Questions to answer:
A – Answer these questions about the cerebral palsy case excerpt below, one answer per line, marked the same way:
(i) What kind of physician is Charles Stevenson?
(ii) How old was the patient when he came for a second opinion in early 2017?
(iii) What happened to the baclofen pump after it was implanted?
B – Translate this sentence from the cerebral palsy case excerpt below into Spanish: "This young man had been using a walker for many years, but his lower extremity spasticity was a source of discomfort to him, significantly limiting his range of motion and ability to improve his ambulation."
C – From the cerebral palsy case excerpt below, return the passage word for word, starting at "Charles Stevenson, MD, FAANS, FACS, FAAP, a" and ending at "the patient’s history?".

(Selected excerpt)

Charles Stevenson, MD, FAANS, FACS, FAAP, a pediatric neurosurgeon at Cincinnati Children’s, talks about a recent experience with a patient whose cerebral palsy was associated with significant spasticity in his lower extremities.

What was the patient’s history?

I met this patient when he came to our multidisciplinary Surgical Spasticity Clinic for a second opinion in early 2017, when he was 15 years old. This young man had been using a walker for many years, but his lower extremity spasticity was a source of discomfort to him, significantly limiting his range of motion and ability to improve his ambulation. He had initially been evaluated by a spasticity team elsewhere, and he and his family had been told that he was not a candidate for selective dorsal rhizotomy (SDR) due to his age and a concern that he might not have the capability to walk afterward. As such, he had undergone surgery for implantation of a baclofen pump to treat his spasticity, but it subsequently became infected and was removed.

What was the evaluation like?

(End Selected excerpt)
(Dataset content)

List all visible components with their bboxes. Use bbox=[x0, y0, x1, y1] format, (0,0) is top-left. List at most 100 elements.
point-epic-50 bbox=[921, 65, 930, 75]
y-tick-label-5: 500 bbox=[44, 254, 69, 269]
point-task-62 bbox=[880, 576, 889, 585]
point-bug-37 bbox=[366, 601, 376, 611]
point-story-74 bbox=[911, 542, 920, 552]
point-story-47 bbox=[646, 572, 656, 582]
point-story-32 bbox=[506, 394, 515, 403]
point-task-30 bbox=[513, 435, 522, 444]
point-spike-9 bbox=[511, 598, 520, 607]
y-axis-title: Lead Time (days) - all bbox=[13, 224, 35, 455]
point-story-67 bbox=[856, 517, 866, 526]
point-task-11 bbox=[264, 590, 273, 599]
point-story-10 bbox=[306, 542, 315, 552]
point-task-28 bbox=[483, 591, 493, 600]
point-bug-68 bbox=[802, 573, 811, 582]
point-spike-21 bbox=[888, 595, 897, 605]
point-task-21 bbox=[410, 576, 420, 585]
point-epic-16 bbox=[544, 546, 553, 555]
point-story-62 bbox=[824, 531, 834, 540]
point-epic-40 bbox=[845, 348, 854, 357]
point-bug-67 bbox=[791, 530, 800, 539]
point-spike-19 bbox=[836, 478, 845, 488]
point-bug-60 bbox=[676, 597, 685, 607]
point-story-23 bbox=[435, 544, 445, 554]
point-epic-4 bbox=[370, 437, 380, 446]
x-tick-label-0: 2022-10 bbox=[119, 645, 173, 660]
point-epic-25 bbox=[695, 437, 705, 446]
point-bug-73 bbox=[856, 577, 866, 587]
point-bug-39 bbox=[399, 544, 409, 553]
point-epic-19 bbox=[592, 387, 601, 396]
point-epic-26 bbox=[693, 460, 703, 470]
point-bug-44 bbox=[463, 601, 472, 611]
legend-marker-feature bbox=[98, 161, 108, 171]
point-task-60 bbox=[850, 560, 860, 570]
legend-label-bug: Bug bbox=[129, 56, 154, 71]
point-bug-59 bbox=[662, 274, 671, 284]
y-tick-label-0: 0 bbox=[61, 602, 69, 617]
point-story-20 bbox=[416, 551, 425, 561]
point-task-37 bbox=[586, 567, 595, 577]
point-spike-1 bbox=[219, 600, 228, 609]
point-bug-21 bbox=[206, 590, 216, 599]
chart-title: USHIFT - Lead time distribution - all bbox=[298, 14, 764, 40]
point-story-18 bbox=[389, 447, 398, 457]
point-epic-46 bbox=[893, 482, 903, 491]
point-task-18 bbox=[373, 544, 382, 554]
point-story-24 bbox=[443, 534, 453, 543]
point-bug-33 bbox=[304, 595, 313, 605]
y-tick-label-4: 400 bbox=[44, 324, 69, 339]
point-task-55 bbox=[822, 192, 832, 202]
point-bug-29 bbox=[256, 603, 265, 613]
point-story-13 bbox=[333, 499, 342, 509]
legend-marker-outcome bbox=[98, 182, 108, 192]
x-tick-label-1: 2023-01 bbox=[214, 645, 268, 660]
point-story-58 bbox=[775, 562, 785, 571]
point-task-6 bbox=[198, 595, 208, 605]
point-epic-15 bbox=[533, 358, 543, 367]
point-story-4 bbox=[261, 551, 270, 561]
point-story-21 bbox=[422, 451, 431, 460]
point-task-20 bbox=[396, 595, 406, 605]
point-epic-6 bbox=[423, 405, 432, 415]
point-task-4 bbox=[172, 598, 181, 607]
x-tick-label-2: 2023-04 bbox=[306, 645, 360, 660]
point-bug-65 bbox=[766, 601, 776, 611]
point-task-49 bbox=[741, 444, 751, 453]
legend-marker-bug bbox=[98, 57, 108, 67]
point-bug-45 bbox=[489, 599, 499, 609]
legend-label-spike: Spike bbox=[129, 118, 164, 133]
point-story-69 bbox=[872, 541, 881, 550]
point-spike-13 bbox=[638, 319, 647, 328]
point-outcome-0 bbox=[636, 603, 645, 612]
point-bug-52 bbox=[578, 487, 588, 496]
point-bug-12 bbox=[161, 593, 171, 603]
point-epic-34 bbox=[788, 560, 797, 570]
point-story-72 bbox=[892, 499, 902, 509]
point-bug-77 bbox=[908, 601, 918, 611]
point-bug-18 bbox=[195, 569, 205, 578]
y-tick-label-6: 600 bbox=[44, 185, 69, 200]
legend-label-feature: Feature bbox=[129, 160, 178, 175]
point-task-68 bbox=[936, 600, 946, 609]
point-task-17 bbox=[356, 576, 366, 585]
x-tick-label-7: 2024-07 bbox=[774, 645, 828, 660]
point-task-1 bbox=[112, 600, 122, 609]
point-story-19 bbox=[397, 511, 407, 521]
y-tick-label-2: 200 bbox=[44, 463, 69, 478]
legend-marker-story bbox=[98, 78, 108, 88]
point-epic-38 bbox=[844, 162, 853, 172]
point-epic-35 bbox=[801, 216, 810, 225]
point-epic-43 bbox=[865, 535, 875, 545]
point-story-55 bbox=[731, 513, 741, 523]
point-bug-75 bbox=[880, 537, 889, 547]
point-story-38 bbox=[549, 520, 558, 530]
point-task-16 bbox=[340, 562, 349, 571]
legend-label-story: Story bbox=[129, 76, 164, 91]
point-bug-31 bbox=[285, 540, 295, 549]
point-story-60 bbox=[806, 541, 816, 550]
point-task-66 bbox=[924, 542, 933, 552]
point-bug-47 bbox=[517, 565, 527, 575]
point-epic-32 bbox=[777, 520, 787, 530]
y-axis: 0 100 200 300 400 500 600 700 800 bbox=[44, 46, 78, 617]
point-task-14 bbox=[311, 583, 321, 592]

(End Dataset content)

Outputs by task:
A –
(i) A pediatric neurosurgeon.
(ii) 15 years old.
(iii) It became infected and was removed.

B – Este joven llevaba muchos años usando un andador, pero la espasticidad de sus extremidades inferiores le causaba molestias y limitaba de forma significativa su rango de movimiento y su capacidad para mejorar la marcha.

C –
Charles Stevenson, MD, FAANS, FACS, FAAP, a pediatric neurosurgeon at Cincinnati Children’s, talks about a recent experience with a patient whose cerebral palsy was associated with significant spasticity in his lower extremities.

What was the patient’s history?